Given problem: Transcribe the material verbatim in full; the pictures do not belong in the copy.

# start of Dataset

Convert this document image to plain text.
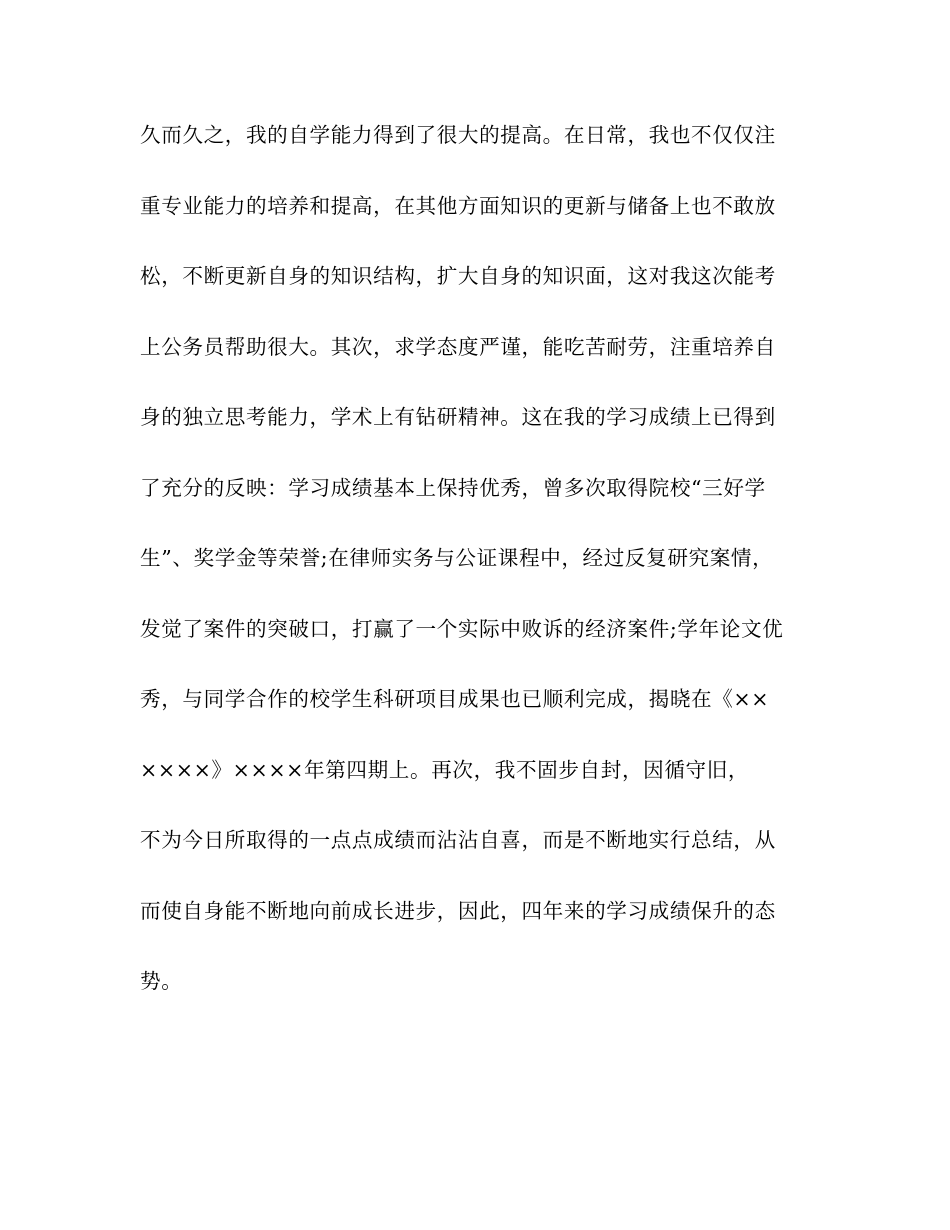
久而久之，我的自学能力得到了很大的提高。在日常，我也不仅仅注
重专业能力的培养和提高，在其他方面知识的更新与储备上也不敢放
松，不断更新自身的知识结构，扩大自身的知识面，这对我这次能考
上公务员帮助很大。其次，求学态度严谨，能吃苦耐劳，注重培养自
身的独立思考能力，学术上有钻研精神。这在我的学习成绩上已得到
了充分的反映：学习成绩基本上保持优秀，曾多次取得院校“三好学
生”、奖学金等荣誉;在律师实务与公证课程中，经过反复研究案情，
发觉了案件的突破口，打赢了一个实际中败诉的经济案件;学年论文优
秀，与同学合作的校学生科研项目成果也已顺利完成，揭晓在《××
××××》××××年第四期上。再次，我不固步自封，因循守旧，
不为今日所取得的一点点成绩而沾沾自喜，而是不断地实行总结，从
而使自身能不断地向前成长进步，因此，四年来的学习成绩保升的态
势。
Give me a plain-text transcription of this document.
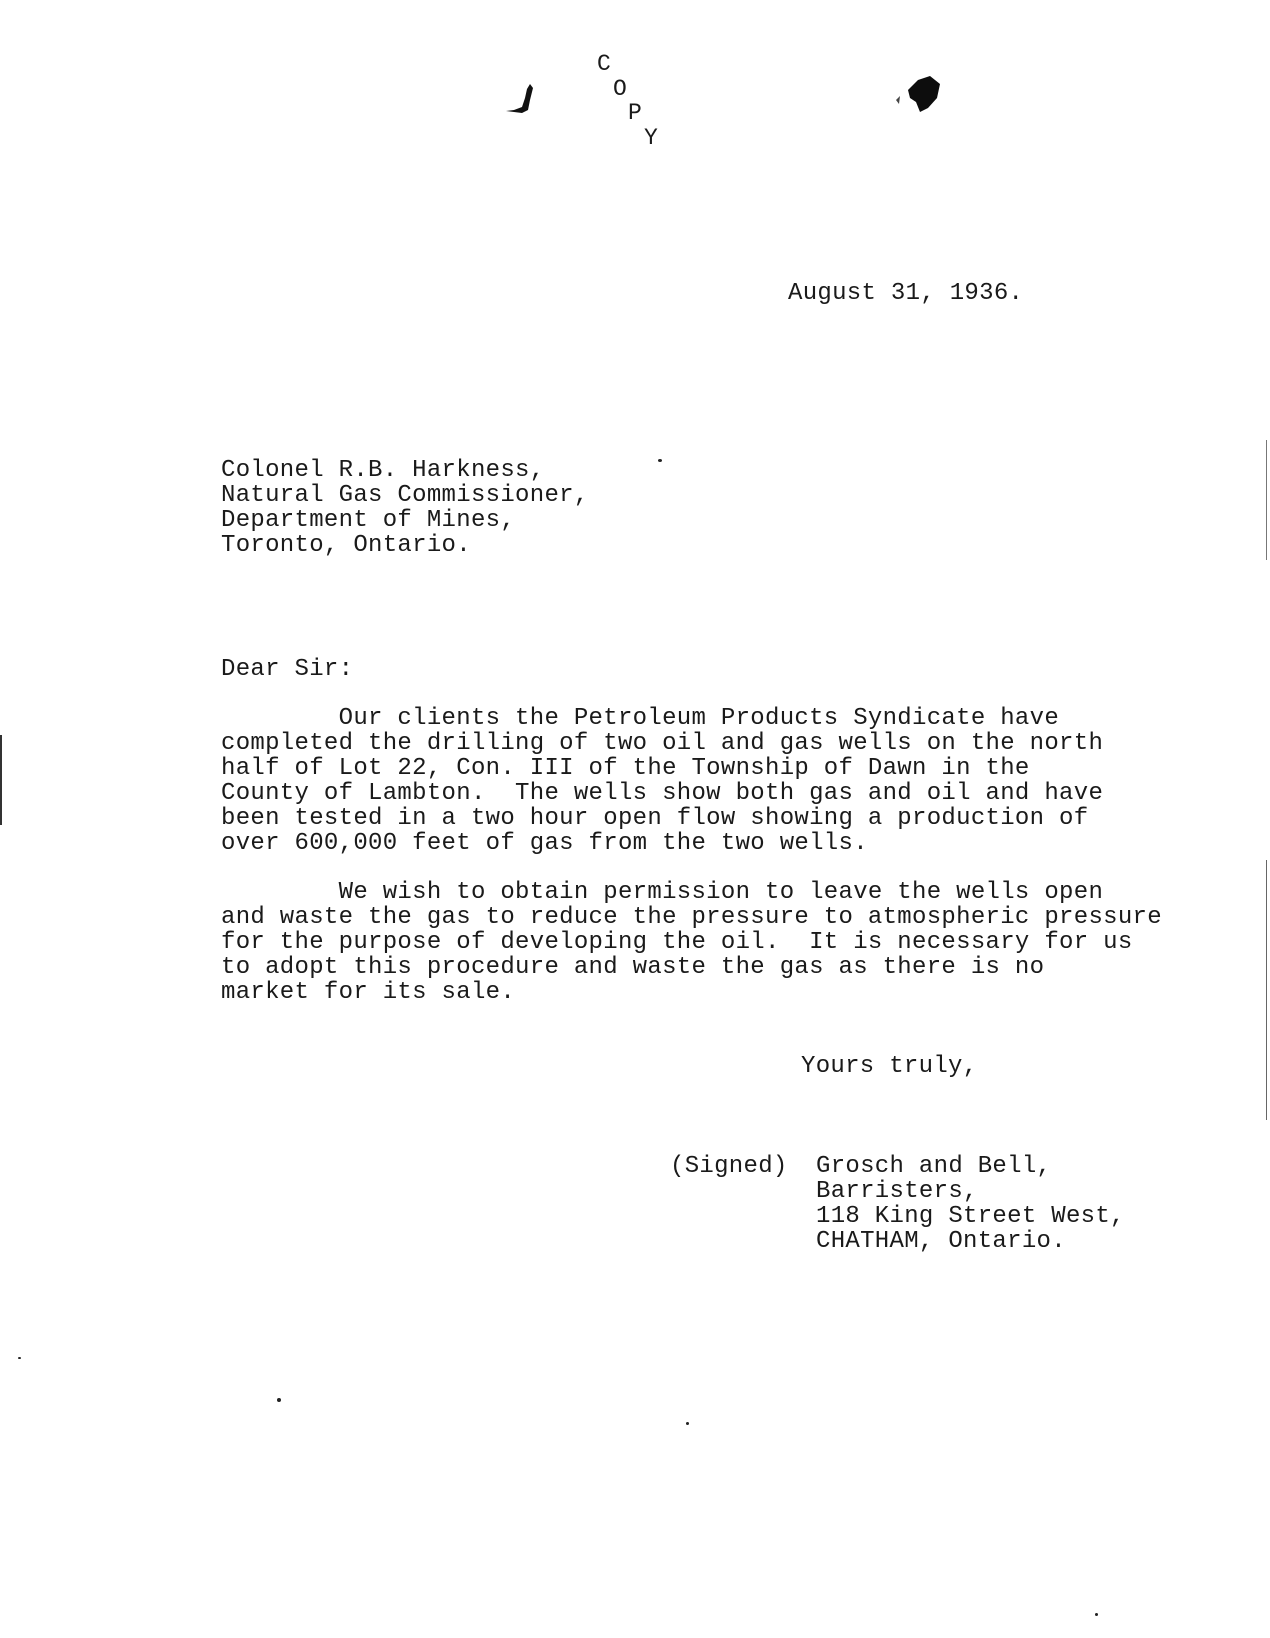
C
O
P
Y

August 31, 1936.

Colonel R.B. Harkness,

Natural Gas Commissioner,

Department of Mines,

Toronto, Ontario.

Dear Sir:

Our clients the Petroleum Products Syndicate have

completed the drilling of two oil and gas wells on the north

half of Lot 22, Con. III of the Township of Dawn in the

County of Lambton.  The wells show both gas and oil and have

been tested in a two hour open flow showing a production of

over 600,000 feet of gas from the two wells.

We wish to obtain permission to leave the wells open

and waste the gas to reduce the pressure to atmospheric pressure

for the purpose of developing the oil.  It is necessary for us

to adopt this procedure and waste the gas as there is no

market for its sale.

Yours truly,

(Signed) Grosch and Bell,

Barristers,

118 King Street West,

CHATHAM, Ontario.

# end of Dataset

Output of the exercise:
Convert this document image to plain text.
久而久之，我的自学能力得到了很大的提高。在日常，我也不仅仅注
重专业能力的培养和提高，在其他方面知识的更新与储备上也不敢放
松，不断更新自身的知识结构，扩大自身的知识面，这对我这次能考
上公务员帮助很大。其次，求学态度严谨，能吃苦耐劳，注重培养自
身的独立思考能力，学术上有钻研精神。这在我的学习成绩上已得到
了充分的反映：学习成绩基本上保持优秀，曾多次取得院校“三好学
生”、奖学金等荣誉;在律师实务与公证课程中，经过反复研究案情，
发觉了案件的突破口，打赢了一个实际中败诉的经济案件;学年论文优
秀，与同学合作的校学生科研项目成果也已顺利完成，揭晓在《××
××××》××××年第四期上。再次，我不固步自封，因循守旧，
不为今日所取得的一点点成绩而沾沾自喜，而是不断地实行总结，从
而使自身能不断地向前成长进步，因此，四年来的学习成绩保升的态
势。
Give me a plain-text transcription of this document.
C
O
P
Y

August 31, 1936.

Colonel R.B. Harkness,

Natural Gas Commissioner,

Department of Mines,

Toronto, Ontario.

Dear Sir:

Our clients the Petroleum Products Syndicate have

completed the drilling of two oil and gas wells on the north

half of Lot 22, Con. III of the Township of Dawn in the

County of Lambton.  The wells show both gas and oil and have

been tested in a two hour open flow showing a production of

over 600,000 feet of gas from the two wells.

We wish to obtain permission to leave the wells open

and waste the gas to reduce the pressure to atmospheric pressure

for the purpose of developing the oil.  It is necessary for us

to adopt this procedure and waste the gas as there is no

market for its sale.

Yours truly,

(Signed) Grosch and Bell,

Barristers,

118 King Street West,

CHATHAM, Ontario.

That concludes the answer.